[Provided data]:
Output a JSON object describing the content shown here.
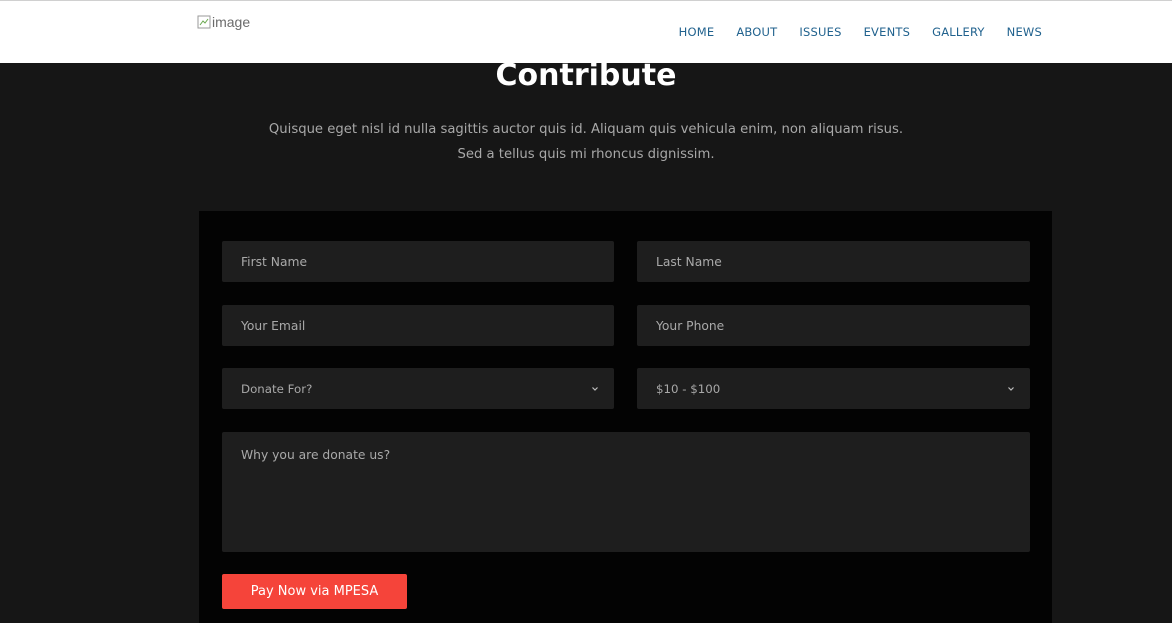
{
  "header": {
    "logo_alt": "image",
    "nav": [
      "HOME",
      "ABOUT",
      "ISSUES",
      "EVENTS",
      "GALLERY",
      "NEWS"
    ]
  },
  "hero": {
    "title": "Contribute",
    "subtitle_line1": "Quisque eget nisl id nulla sagittis auctor quis id. Aliquam quis vehicula enim, non aliquam risus.",
    "subtitle_line2": "Sed a tellus quis mi rhoncus dignissim."
  },
  "form": {
    "first_name_placeholder": "First Name",
    "last_name_placeholder": "Last Name",
    "email_placeholder": "Your Email",
    "phone_placeholder": "Your Phone",
    "donate_for_value": "Donate For?",
    "amount_value": "$10 - $100",
    "message_placeholder": "Why you are donate us?",
    "submit_label": "Pay Now via MPESA"
  },
  "colors": {
    "nav_link": "#21628e",
    "button": "#f5443a",
    "panel": "#030303",
    "background": "#161616",
    "field": "#1e1e1e"
  },
  "icons": {
    "logo": "broken-image-icon",
    "select": "chevron-down-icon"
  }
}
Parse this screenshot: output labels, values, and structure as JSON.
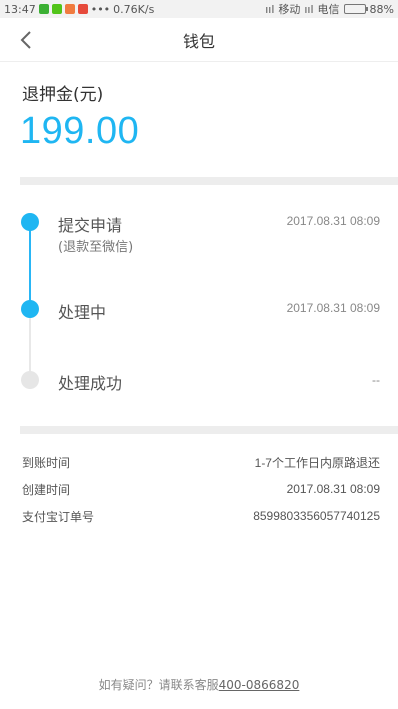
{
  "status_bar": {
    "time": "13:47",
    "speed": "0.76K/s",
    "carrier_1": "移动",
    "carrier_2": "电信",
    "battery": "88%",
    "battery_level": 0.88
  },
  "nav": {
    "title": "钱包"
  },
  "deposit": {
    "label": "退押金(元)",
    "amount": "199.00"
  },
  "timeline": [
    {
      "title": "提交申请",
      "subtitle": "(退款至微信)",
      "time": "2017.08.31 08:09",
      "done": true
    },
    {
      "title": "处理中",
      "subtitle": "",
      "time": "2017.08.31 08:09",
      "done": true
    },
    {
      "title": "处理成功",
      "subtitle": "",
      "time": "--",
      "done": false
    }
  ],
  "info": {
    "arrival_label": "到账时间",
    "arrival_value": "1-7个工作日内原路退还",
    "created_label": "创建时间",
    "created_value": "2017.08.31 08:09",
    "order_label": "支付宝订单号",
    "order_value": "8599803356057740125"
  },
  "footer": {
    "prefix": "如有疑问？请联系客服",
    "phone": "400-0866820"
  },
  "colors": {
    "accent": "#1fb6f2",
    "inactive": "#e6e6e6"
  }
}
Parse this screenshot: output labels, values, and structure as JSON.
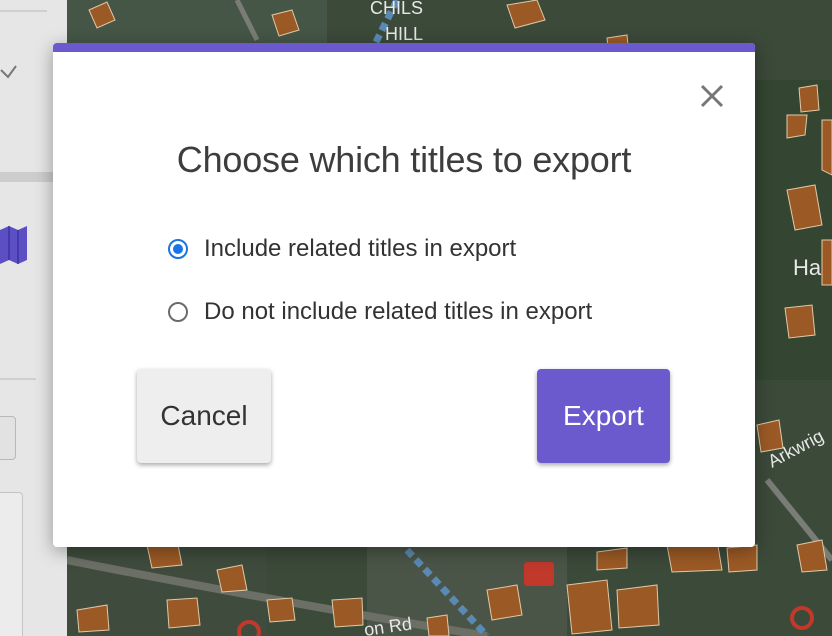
{
  "map": {
    "labels": [
      "CHILS",
      "HILL",
      "Ha",
      "Arkwrig",
      "on Rd"
    ]
  },
  "modal": {
    "title": "Choose which titles to export",
    "options": [
      {
        "label": "Include related titles in export",
        "checked": true
      },
      {
        "label": "Do not include related titles in export",
        "checked": false
      }
    ],
    "cancel_label": "Cancel",
    "export_label": "Export",
    "close_icon": "close-icon"
  },
  "colors": {
    "accent": "#6a5acd",
    "radio_selected": "#1a73e8",
    "cancel_bg": "#eeeeee",
    "overlay": "rgba(0,0,0,0.5)"
  }
}
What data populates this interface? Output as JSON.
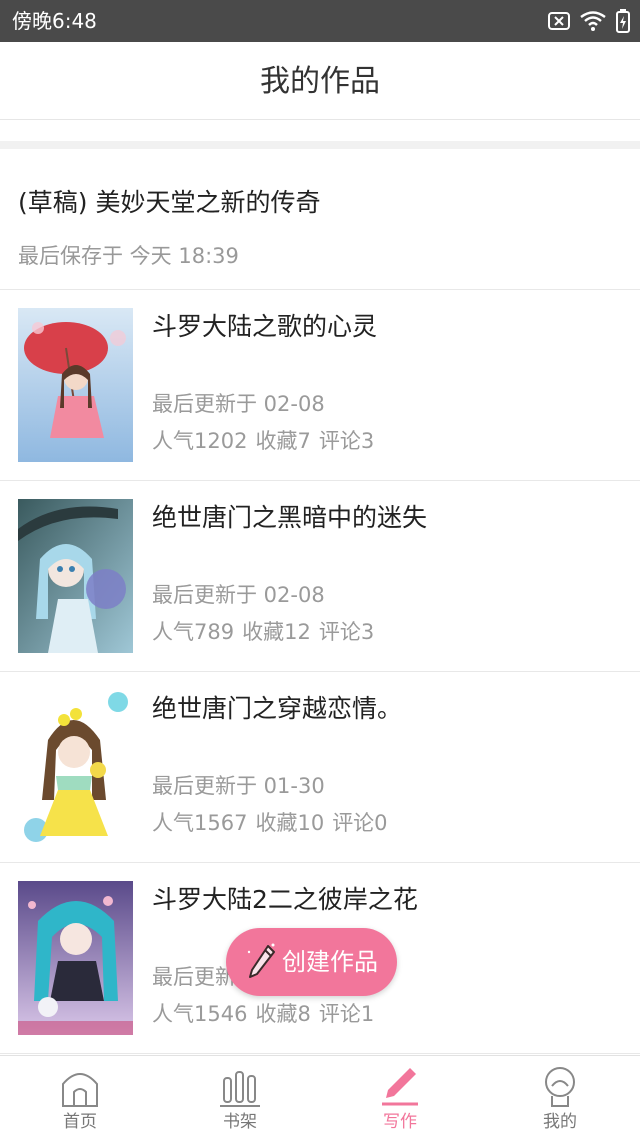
{
  "status_bar": {
    "time": "傍晚6:48",
    "icons": [
      "sim-x-icon",
      "wifi-icon",
      "battery-icon"
    ]
  },
  "header": {
    "title": "我的作品"
  },
  "draft": {
    "title": "(草稿) 美妙天堂之新的传奇",
    "saved": "最后保存于 今天 18:39"
  },
  "works": [
    {
      "title": "斗罗大陆之歌的心灵",
      "updated": "最后更新于 02-08",
      "popularity": "人气1202",
      "favorites": "收藏7",
      "comments": "评论3"
    },
    {
      "title": "绝世唐门之黑暗中的迷失",
      "updated": "最后更新于 02-08",
      "popularity": "人气789",
      "favorites": "收藏12",
      "comments": "评论3"
    },
    {
      "title": "绝世唐门之穿越恋情。",
      "updated": "最后更新于 01-30",
      "popularity": "人气1567",
      "favorites": "收藏10",
      "comments": "评论0"
    },
    {
      "title": "斗罗大陆2二之彼岸之花",
      "updated": "最后更新于",
      "popularity": "人气1546",
      "favorites": "收藏8",
      "comments": "评论1"
    }
  ],
  "fab": {
    "label": "创建作品",
    "icon": "pencil-icon"
  },
  "bottom_nav": {
    "items": [
      {
        "label": "首页",
        "icon": "home-icon",
        "active": false
      },
      {
        "label": "书架",
        "icon": "bookshelf-icon",
        "active": false
      },
      {
        "label": "写作",
        "icon": "pencil-icon",
        "active": true
      },
      {
        "label": "我的",
        "icon": "profile-icon",
        "active": false
      }
    ]
  },
  "colors": {
    "accent": "#f2769b",
    "status_bar": "#4a4a4a",
    "secondary_text": "#999999"
  }
}
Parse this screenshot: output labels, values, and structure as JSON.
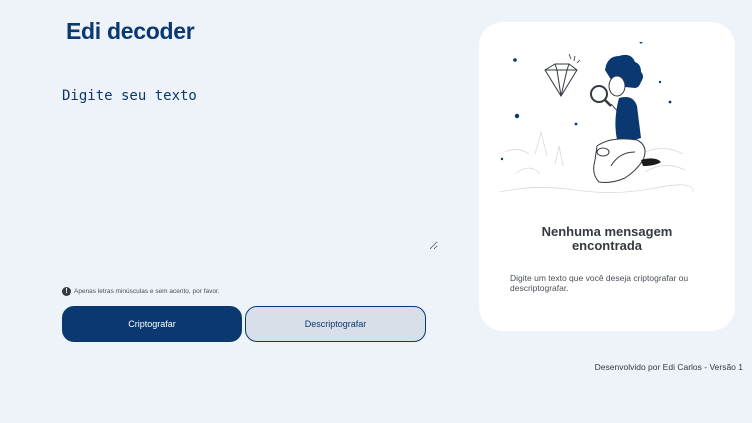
{
  "header": {
    "title": "Edi decoder"
  },
  "input": {
    "placeholder": "Digite seu texto"
  },
  "hint": {
    "icon": "exclamation-circle-icon",
    "text": "Apenas letras minúsculas e sem acento, por favor."
  },
  "buttons": {
    "encrypt": "Criptografar",
    "decrypt": "Descriptografar"
  },
  "output_panel": {
    "illustration": "boy-with-magnifying-glass-and-diamond",
    "title_line1": "Nenhuma mensagem",
    "title_line2": "encontrada",
    "description": "Digite um texto que você deseja criptografar ou descriptografar."
  },
  "footer": {
    "text": "Desenvolvido por Edi Carlos - Versão 1"
  },
  "colors": {
    "primary": "#0a3871",
    "background": "#eef2f9",
    "secondary": "#d8dfe8",
    "panel": "#ffffff"
  }
}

[Task directions]:
How many of the lines above hold "Digite"? Answer with only the number.

[Answer to this exercise]:
2